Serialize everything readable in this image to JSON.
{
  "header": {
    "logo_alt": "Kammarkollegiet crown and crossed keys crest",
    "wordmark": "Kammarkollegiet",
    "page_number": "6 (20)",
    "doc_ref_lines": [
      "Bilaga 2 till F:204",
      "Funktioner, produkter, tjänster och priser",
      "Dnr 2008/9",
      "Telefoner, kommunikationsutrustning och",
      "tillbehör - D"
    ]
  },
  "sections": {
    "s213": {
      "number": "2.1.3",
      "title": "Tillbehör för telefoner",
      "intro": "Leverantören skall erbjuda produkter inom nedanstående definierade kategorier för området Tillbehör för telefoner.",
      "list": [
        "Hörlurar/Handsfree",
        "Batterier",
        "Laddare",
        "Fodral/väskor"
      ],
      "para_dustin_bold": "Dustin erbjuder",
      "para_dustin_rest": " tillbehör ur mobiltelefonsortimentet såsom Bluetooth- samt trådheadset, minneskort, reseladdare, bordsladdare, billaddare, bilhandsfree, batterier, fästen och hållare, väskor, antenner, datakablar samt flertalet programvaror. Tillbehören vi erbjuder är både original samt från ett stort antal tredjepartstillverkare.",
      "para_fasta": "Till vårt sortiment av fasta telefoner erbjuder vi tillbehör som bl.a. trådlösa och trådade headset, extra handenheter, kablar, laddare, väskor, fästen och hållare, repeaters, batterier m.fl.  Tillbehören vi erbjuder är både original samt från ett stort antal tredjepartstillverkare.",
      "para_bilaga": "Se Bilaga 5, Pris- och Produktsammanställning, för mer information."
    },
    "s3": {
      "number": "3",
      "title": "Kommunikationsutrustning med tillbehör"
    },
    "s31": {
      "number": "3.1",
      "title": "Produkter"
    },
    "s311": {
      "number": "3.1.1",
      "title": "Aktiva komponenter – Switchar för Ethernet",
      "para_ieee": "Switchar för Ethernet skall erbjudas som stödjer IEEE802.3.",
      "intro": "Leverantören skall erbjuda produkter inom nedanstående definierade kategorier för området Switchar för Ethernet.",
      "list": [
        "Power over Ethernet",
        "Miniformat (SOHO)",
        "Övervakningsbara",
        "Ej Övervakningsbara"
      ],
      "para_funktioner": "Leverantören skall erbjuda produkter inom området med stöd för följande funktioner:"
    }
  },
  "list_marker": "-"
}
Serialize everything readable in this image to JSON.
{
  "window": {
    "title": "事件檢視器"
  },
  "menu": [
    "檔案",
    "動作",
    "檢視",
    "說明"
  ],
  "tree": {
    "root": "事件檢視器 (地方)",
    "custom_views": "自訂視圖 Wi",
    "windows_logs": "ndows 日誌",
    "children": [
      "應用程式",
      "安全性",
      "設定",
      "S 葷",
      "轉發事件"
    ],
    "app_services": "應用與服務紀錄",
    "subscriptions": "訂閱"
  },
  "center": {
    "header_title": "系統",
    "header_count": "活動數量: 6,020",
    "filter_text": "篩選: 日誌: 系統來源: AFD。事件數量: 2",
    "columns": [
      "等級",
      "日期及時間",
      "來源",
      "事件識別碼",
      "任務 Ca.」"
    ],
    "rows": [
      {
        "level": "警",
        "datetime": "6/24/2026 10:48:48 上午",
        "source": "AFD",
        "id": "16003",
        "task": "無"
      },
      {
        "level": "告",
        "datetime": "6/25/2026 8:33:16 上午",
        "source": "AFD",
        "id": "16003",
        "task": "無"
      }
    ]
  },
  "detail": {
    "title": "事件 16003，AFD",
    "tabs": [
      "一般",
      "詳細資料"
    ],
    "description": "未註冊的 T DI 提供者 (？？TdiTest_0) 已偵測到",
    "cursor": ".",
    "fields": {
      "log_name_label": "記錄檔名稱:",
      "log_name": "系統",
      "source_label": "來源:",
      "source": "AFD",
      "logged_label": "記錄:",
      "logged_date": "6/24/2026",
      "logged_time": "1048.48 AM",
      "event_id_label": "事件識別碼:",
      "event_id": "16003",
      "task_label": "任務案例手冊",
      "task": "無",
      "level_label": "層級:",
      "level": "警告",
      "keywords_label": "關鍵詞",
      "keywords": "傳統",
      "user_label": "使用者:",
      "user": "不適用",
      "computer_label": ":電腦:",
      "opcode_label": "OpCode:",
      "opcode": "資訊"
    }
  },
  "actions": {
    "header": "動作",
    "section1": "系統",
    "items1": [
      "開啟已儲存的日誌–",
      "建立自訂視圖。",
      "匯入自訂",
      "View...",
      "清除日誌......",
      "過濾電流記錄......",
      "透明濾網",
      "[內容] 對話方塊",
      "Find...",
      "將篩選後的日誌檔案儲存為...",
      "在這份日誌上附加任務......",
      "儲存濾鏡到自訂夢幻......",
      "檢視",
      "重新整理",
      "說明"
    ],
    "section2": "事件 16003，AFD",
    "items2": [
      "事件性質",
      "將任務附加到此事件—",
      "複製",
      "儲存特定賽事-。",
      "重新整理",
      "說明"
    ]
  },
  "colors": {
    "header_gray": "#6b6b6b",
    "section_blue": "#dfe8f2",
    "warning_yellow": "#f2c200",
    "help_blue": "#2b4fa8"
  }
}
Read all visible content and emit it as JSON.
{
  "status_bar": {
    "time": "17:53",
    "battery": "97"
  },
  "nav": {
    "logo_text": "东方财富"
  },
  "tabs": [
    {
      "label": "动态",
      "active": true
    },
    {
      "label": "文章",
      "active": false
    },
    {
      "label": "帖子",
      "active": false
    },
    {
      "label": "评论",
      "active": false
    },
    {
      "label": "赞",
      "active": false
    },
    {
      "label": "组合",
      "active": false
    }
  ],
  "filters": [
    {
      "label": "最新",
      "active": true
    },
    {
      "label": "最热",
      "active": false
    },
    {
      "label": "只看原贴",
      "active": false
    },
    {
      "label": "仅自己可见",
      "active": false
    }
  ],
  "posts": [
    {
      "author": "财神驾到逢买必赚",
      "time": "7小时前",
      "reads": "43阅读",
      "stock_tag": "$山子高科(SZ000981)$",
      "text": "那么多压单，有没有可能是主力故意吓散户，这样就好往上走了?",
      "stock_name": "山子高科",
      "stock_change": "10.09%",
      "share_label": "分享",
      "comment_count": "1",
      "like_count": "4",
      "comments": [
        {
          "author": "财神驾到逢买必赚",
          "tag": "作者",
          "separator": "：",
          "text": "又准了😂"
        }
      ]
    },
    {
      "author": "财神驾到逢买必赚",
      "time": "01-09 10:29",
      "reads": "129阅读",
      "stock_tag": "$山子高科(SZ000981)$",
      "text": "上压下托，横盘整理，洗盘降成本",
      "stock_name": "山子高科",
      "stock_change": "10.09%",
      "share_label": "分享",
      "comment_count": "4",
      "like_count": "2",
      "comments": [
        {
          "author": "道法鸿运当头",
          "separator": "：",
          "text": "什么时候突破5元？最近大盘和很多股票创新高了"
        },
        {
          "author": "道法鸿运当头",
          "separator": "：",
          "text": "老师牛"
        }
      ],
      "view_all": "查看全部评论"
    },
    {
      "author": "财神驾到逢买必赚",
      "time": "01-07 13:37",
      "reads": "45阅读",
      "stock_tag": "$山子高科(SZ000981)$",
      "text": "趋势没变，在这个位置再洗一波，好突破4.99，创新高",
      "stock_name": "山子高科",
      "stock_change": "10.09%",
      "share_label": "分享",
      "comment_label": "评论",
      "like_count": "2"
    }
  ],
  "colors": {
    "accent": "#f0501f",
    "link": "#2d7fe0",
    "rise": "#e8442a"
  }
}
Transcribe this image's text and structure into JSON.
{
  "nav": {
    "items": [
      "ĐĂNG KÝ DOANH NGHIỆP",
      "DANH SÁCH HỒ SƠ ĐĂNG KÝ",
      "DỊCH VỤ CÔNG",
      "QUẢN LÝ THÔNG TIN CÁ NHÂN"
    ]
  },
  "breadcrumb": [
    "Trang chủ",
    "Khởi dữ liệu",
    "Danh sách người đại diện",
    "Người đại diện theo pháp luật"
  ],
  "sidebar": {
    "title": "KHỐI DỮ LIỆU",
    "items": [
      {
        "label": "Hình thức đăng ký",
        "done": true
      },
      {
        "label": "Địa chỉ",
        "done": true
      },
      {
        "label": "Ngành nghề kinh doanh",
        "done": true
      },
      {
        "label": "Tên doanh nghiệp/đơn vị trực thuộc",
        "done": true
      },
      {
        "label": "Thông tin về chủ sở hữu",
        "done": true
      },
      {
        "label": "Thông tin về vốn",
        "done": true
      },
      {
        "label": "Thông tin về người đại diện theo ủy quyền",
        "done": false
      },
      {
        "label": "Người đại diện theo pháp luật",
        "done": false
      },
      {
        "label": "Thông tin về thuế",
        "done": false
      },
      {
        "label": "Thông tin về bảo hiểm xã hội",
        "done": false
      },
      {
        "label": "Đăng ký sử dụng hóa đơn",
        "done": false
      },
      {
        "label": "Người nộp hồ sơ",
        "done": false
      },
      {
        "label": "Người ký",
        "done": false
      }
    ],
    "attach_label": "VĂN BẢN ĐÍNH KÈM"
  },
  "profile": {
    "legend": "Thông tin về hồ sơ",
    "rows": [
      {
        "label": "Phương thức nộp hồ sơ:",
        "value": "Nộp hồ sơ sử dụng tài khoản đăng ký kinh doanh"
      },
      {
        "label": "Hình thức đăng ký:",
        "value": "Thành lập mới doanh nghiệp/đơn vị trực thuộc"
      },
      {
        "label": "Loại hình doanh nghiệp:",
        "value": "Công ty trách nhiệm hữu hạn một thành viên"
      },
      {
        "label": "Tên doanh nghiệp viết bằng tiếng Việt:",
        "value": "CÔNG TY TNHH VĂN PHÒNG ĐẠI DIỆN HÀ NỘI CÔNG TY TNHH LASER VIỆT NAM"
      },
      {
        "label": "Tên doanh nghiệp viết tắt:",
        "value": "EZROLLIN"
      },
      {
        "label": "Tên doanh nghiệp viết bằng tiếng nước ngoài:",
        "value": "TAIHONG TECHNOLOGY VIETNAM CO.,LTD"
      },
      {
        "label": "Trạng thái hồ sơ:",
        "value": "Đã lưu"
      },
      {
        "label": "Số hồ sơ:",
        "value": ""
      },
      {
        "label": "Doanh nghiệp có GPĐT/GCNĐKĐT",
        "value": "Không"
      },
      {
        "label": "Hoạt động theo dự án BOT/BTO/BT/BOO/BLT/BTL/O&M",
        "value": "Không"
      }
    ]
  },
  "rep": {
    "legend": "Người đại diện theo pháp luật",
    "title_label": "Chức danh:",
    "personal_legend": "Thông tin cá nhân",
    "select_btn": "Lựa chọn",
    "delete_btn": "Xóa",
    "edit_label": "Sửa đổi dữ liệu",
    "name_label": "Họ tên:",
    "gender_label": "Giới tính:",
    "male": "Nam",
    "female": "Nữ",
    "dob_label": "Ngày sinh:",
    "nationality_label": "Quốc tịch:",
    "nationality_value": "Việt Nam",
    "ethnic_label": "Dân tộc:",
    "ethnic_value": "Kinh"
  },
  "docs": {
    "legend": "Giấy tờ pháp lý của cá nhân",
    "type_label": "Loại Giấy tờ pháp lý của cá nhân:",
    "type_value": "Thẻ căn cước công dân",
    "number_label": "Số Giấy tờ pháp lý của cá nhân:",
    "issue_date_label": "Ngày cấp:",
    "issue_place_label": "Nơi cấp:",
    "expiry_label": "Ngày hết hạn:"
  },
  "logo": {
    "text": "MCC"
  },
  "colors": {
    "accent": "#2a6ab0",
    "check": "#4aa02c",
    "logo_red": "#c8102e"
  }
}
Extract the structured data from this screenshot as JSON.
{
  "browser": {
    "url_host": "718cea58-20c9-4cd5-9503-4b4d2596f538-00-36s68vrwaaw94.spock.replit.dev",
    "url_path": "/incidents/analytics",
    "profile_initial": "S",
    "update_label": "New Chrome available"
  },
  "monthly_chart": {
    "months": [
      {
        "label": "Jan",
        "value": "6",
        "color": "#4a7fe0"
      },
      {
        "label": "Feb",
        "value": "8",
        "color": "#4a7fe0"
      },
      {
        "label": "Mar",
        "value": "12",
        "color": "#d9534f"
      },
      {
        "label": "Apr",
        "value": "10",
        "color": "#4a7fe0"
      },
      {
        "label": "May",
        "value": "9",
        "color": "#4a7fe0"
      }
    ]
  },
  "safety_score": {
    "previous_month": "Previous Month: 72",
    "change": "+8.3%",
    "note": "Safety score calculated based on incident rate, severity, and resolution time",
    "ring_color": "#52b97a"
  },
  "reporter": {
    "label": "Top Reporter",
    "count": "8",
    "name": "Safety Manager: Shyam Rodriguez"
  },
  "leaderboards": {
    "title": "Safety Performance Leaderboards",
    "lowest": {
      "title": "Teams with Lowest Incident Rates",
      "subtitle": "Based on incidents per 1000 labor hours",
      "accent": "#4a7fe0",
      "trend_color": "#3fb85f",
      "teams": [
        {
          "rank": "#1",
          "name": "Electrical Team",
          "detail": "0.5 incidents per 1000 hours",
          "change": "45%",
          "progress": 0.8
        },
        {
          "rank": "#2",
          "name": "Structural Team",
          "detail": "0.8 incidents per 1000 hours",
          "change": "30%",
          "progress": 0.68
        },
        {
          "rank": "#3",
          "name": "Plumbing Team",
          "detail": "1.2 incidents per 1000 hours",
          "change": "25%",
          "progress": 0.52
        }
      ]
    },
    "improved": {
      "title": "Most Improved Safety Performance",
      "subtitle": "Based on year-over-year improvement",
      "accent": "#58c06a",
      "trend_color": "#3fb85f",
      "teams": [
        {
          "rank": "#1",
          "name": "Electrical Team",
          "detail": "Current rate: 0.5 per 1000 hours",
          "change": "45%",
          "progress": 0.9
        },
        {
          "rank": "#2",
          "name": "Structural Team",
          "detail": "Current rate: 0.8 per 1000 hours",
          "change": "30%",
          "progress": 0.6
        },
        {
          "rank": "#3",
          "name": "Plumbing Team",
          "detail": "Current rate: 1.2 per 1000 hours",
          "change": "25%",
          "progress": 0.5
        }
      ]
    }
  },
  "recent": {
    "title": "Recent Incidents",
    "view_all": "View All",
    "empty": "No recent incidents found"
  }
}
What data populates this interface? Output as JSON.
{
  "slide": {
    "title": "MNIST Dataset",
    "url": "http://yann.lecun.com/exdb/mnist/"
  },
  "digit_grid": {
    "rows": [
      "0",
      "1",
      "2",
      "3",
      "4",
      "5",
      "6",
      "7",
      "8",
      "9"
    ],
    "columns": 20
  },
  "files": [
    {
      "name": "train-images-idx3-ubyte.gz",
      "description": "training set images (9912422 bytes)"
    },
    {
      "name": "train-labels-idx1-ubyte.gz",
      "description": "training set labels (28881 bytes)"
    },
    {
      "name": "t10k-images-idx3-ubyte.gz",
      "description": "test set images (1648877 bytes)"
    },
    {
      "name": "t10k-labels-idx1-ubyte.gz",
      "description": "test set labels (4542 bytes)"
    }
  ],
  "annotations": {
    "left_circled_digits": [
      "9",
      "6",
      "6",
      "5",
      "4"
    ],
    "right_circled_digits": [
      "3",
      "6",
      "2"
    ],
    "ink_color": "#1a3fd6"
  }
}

* * * *

Say the number of lines in the listing that hold "progress", with no added words.

6